Data items

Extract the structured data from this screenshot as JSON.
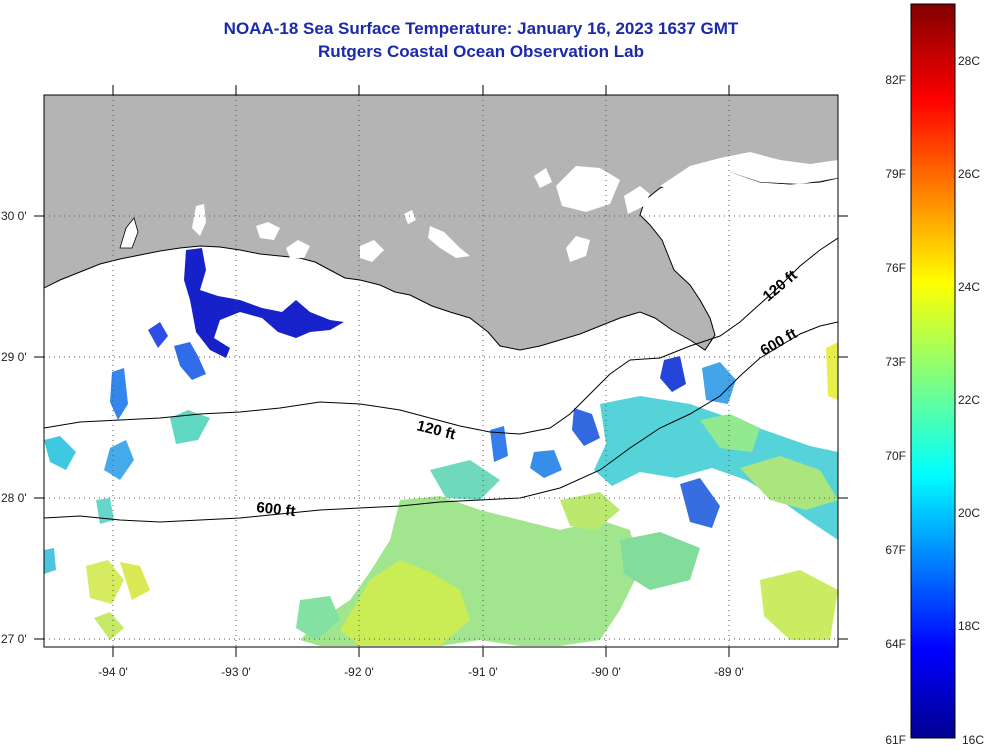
{
  "header": {
    "title": "NOAA-18 Sea Surface Temperature:  January 16, 2023 1637 GMT",
    "subtitle": "Rutgers Coastal Ocean Observation Lab"
  },
  "map": {
    "lon_labels": [
      "-94 0'",
      "-93 0'",
      "-92 0'",
      "-91 0'",
      "-90 0'",
      "-89 0'"
    ],
    "lat_labels": [
      "30 0'",
      "29 0'",
      "28 0'",
      "27 0'"
    ],
    "contours": {
      "shallow": "120 ft",
      "deep": "600 ft",
      "shallow_right": "120 ft",
      "deep_right": "600 ft"
    },
    "colors": {
      "land": "#b4b4b4",
      "ocean_nodata": "#ffffff",
      "title": "#1a2aa8"
    }
  },
  "colorbar": {
    "fahrenheit": [
      "82F",
      "79F",
      "76F",
      "73F",
      "70F",
      "67F",
      "64F",
      "61F"
    ],
    "celsius": [
      "28C",
      "26C",
      "24C",
      "22C",
      "20C",
      "18C",
      "16C"
    ],
    "min_c": 16,
    "max_c": 29.5,
    "colormap": "jet"
  }
}
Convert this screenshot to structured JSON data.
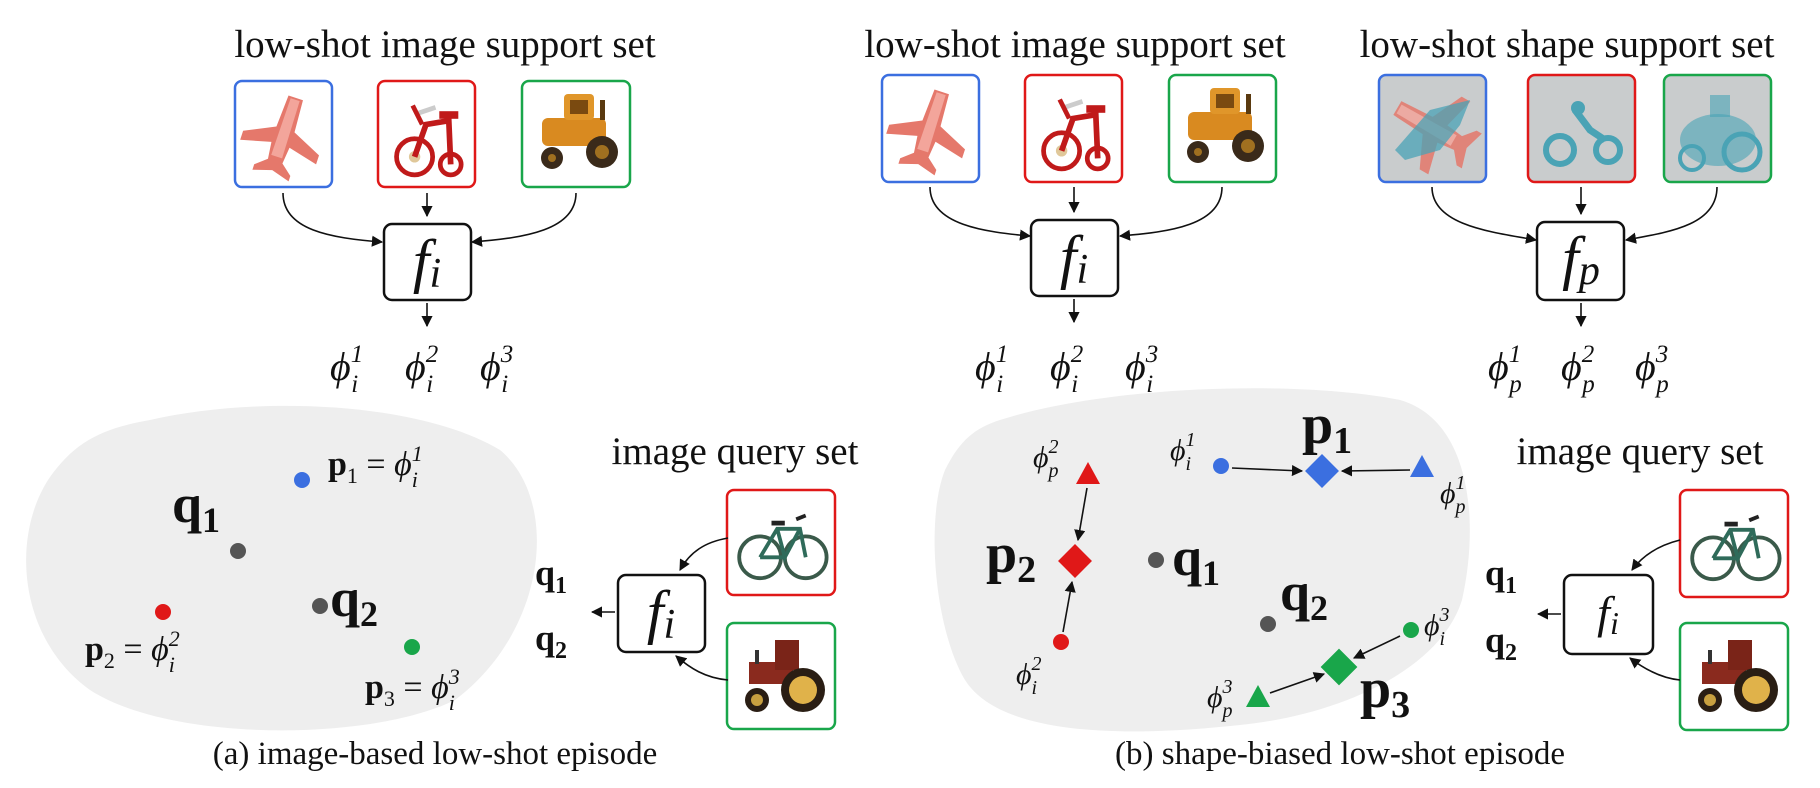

--- Job ---
From the material above, copy everything exactly but the pictures.

--- Response to the task ---
Extract the structured data from this screenshot as JSON.
{
  "header": {
    "title": "NOAA-18 Sea Surface Temperature:  January 16, 2023 1637 GMT",
    "subtitle": "Rutgers Coastal Ocean Observation Lab"
  },
  "map": {
    "lon_labels": [
      "-94 0'",
      "-93 0'",
      "-92 0'",
      "-91 0'",
      "-90 0'",
      "-89 0'"
    ],
    "lat_labels": [
      "30 0'",
      "29 0'",
      "28 0'",
      "27 0'"
    ],
    "contours": {
      "shallow": "120 ft",
      "deep": "600 ft",
      "shallow_right": "120 ft",
      "deep_right": "600 ft"
    },
    "colors": {
      "land": "#b4b4b4",
      "ocean_nodata": "#ffffff",
      "title": "#1a2aa8"
    }
  },
  "colorbar": {
    "fahrenheit": [
      "82F",
      "79F",
      "76F",
      "73F",
      "70F",
      "67F",
      "64F",
      "61F"
    ],
    "celsius": [
      "28C",
      "26C",
      "24C",
      "22C",
      "20C",
      "18C",
      "16C"
    ],
    "min_c": 16,
    "max_c": 29.5,
    "colormap": "jet"
  }
}
Convert this screenshot to structured JSON data.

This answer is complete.